Present each line of the entries below that holds the word "this".

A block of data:
------

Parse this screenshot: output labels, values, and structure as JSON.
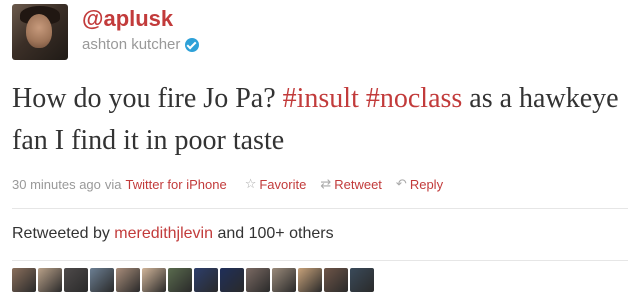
{
  "user": {
    "handle": "@aplusk",
    "real_name": "ashton kutcher",
    "verified": true
  },
  "tweet": {
    "segments": [
      {
        "text": "How do you fire Jo Pa? ",
        "kind": "text"
      },
      {
        "text": "#insult",
        "kind": "hashtag"
      },
      {
        "text": " ",
        "kind": "text"
      },
      {
        "text": "#noclass",
        "kind": "hashtag"
      },
      {
        "text": " as a hawkeye fan I find it in poor taste",
        "kind": "text"
      }
    ]
  },
  "meta": {
    "time": "30 minutes ago",
    "via": "via",
    "source": "Twitter for iPhone"
  },
  "actions": {
    "favorite": "Favorite",
    "retweet": "Retweet",
    "reply": "Reply"
  },
  "retweets": {
    "prefix": "Retweeted by",
    "user": "meredithjlevin",
    "suffix": "and 100+ others"
  },
  "retweeter_avatars": [
    {
      "color": "#8a6f5c"
    },
    {
      "color": "#b9a189"
    },
    {
      "color": "#4e4a4a"
    },
    {
      "color": "#6c7f93"
    },
    {
      "color": "#a88d7a"
    },
    {
      "color": "#d1b59a"
    },
    {
      "color": "#5a6b4e"
    },
    {
      "color": "#2c3e6b"
    },
    {
      "color": "#1f2f5a"
    },
    {
      "color": "#7b6a63"
    },
    {
      "color": "#9a8a7a"
    },
    {
      "color": "#c7a27a"
    },
    {
      "color": "#6e5548"
    },
    {
      "color": "#3a4a5a"
    }
  ],
  "colors": {
    "accent": "#c23b3b",
    "muted": "#999999",
    "verified": "#2ea1d8"
  }
}
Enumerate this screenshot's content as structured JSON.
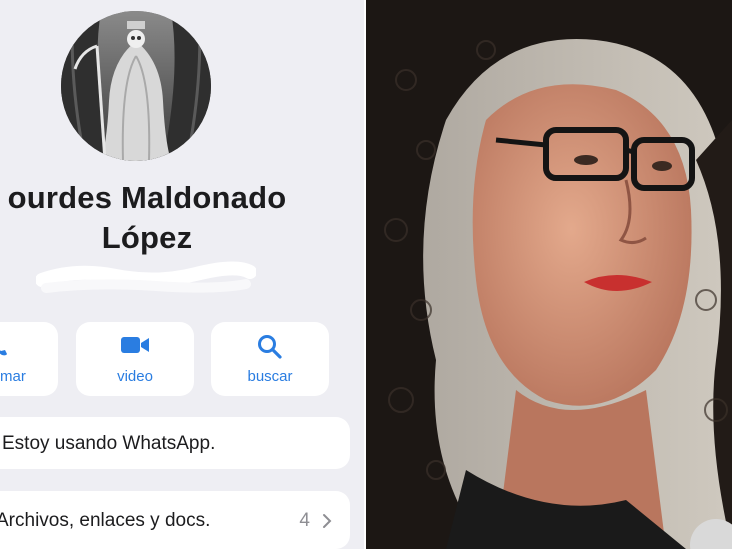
{
  "contact": {
    "name_line1": "ourdes Maldonado",
    "name_line2": "López"
  },
  "actions": [
    {
      "label": "mar",
      "icon": "phone-icon"
    },
    {
      "label": "video",
      "icon": "video-icon"
    },
    {
      "label": "buscar",
      "icon": "search-icon"
    }
  ],
  "status": {
    "text": "Estoy usando WhatsApp."
  },
  "media": {
    "label": "Archivos, enlaces y docs.",
    "count": "4",
    "icon": "chevron-right-icon"
  },
  "colors": {
    "accent": "#2a7de1",
    "background": "#eeeef3"
  }
}
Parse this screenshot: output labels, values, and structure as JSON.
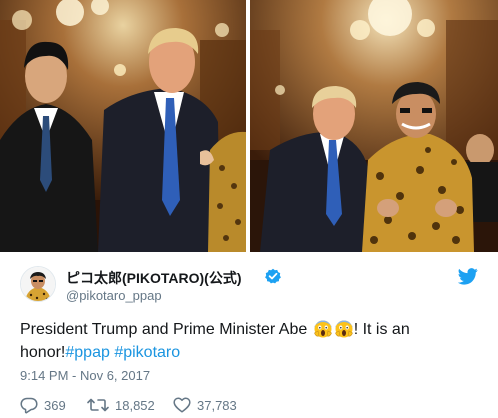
{
  "tweet": {
    "display_name": "ピコ太郎(PIKOTARO)(公式)",
    "screen_name": "@pikotaro_ppap",
    "text_line1": "President Trump and Prime Minister Abe",
    "text_line1_tail": "! It is an",
    "text_line2_prefix": "honor!",
    "hashtag1": "#ppap",
    "hashtag2": "#pikotaro",
    "timestamp": "9:14 PM - Nov 6, 2017",
    "verified": true,
    "icons": {
      "verified": "verified-badge-icon",
      "bird": "twitter-bird-icon",
      "reply": "reply-icon",
      "retweet": "retweet-icon",
      "like": "heart-icon",
      "emoji": "face-screaming-in-fear-emoji"
    }
  },
  "actions": {
    "replies": "369",
    "retweets": "18,852",
    "likes": "37,783"
  },
  "colors": {
    "text": "#14171a",
    "secondary": "#657786",
    "link": "#1b95e0",
    "verified": "#1da1f2",
    "bird": "#1da1f2"
  }
}
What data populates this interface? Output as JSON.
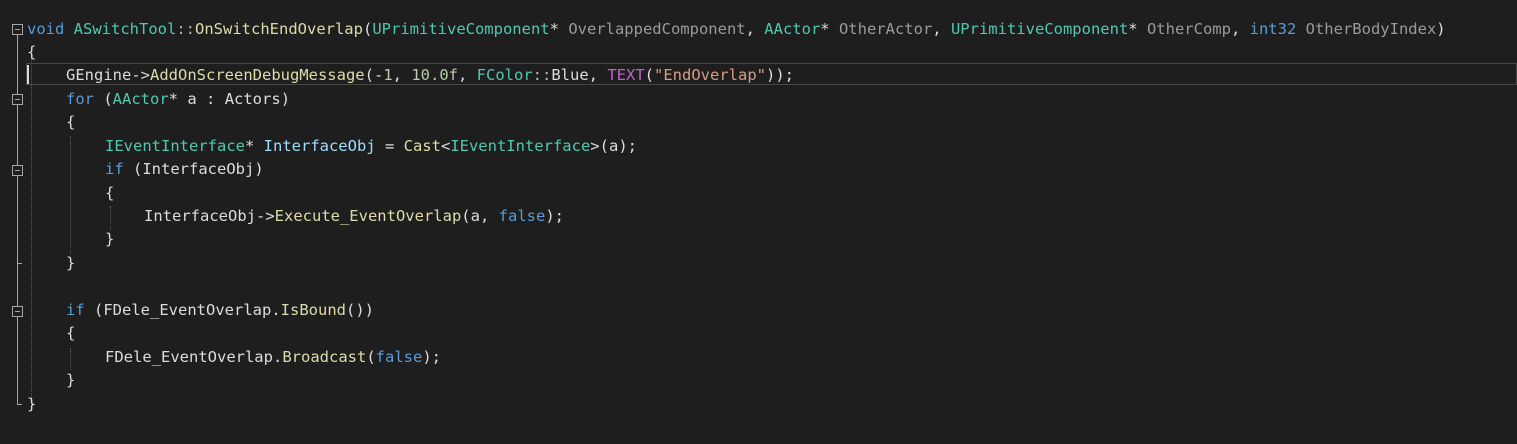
{
  "colors": {
    "background": "#1e1e1e",
    "keyword": "#569cd6",
    "type": "#4ec9b0",
    "function": "#dcdcaa",
    "parameter": "#9a9a9a",
    "plain": "#dcdcdc",
    "number": "#b5cea8",
    "string": "#d69d85",
    "macro": "#bd63c5",
    "variable": "#9cdcfe"
  },
  "code": {
    "l1": {
      "t1": "void",
      "t2": " ",
      "t3": "ASwitchTool",
      "t4": "::",
      "t5": "OnSwitchEndOverlap",
      "t6": "(",
      "t7": "UPrimitiveComponent",
      "t8": "* ",
      "t9": "OverlappedComponent",
      "t10": ", ",
      "t11": "AActor",
      "t12": "* ",
      "t13": "OtherActor",
      "t14": ", ",
      "t15": "UPrimitiveComponent",
      "t16": "* ",
      "t17": "OtherComp",
      "t18": ", ",
      "t19": "int32",
      "t20": " ",
      "t21": "OtherBodyIndex",
      "t22": ")"
    },
    "l2": {
      "t1": "{"
    },
    "l3": {
      "t1": "GEngine",
      "t2": "->",
      "t3": "AddOnScreenDebugMessage",
      "t4": "(-",
      "t5": "1",
      "t6": ", ",
      "t7": "10.0f",
      "t8": ", ",
      "t9": "FColor",
      "t10": "::",
      "t11": "Blue",
      "t12": ", ",
      "t13": "TEXT",
      "t14": "(",
      "t15": "\"EndOverlap\"",
      "t16": "));"
    },
    "l4": {
      "t1": "for",
      "t2": " (",
      "t3": "AActor",
      "t4": "* ",
      "t5": "a",
      "t6": " : ",
      "t7": "Actors",
      "t8": ")"
    },
    "l5": {
      "t1": "{"
    },
    "l6": {
      "t1": "IEventInterface",
      "t2": "* ",
      "t3": "InterfaceObj",
      "t4": " = ",
      "t5": "Cast",
      "t6": "<",
      "t7": "IEventInterface",
      "t8": ">(",
      "t9": "a",
      "t10": ");"
    },
    "l7": {
      "t1": "if",
      "t2": " (",
      "t3": "InterfaceObj",
      "t4": ")"
    },
    "l8": {
      "t1": "{"
    },
    "l9": {
      "t1": "InterfaceObj",
      "t2": "->",
      "t3": "Execute_EventOverlap",
      "t4": "(",
      "t5": "a",
      "t6": ", ",
      "t7": "false",
      "t8": ");"
    },
    "l10": {
      "t1": "}"
    },
    "l11": {
      "t1": "}"
    },
    "l13": {
      "t1": "if",
      "t2": " (",
      "t3": "FDele_EventOverlap",
      "t4": ".",
      "t5": "IsBound",
      "t6": "())"
    },
    "l14": {
      "t1": "{"
    },
    "l15": {
      "t1": "FDele_EventOverlap",
      "t2": ".",
      "t3": "Broadcast",
      "t4": "(",
      "t5": "false",
      "t6": ");"
    },
    "l16": {
      "t1": "}"
    },
    "l17": {
      "t1": "}"
    }
  }
}
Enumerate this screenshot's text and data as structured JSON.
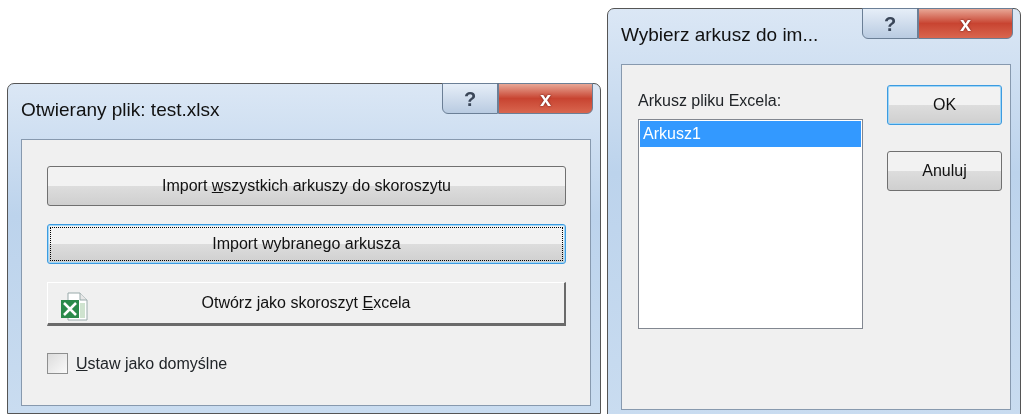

------

■ WRITTEN RESPONSE ■
Parse this screenshot: output labels, values, and structure as JSON.
Enumerate this screenshot's content as structured JSON.
Parse this screenshot: output labels, values, and structure as JSON.
What data populates this interface? Output as JSON.
Enumerate this screenshot's text and data as structured JSON.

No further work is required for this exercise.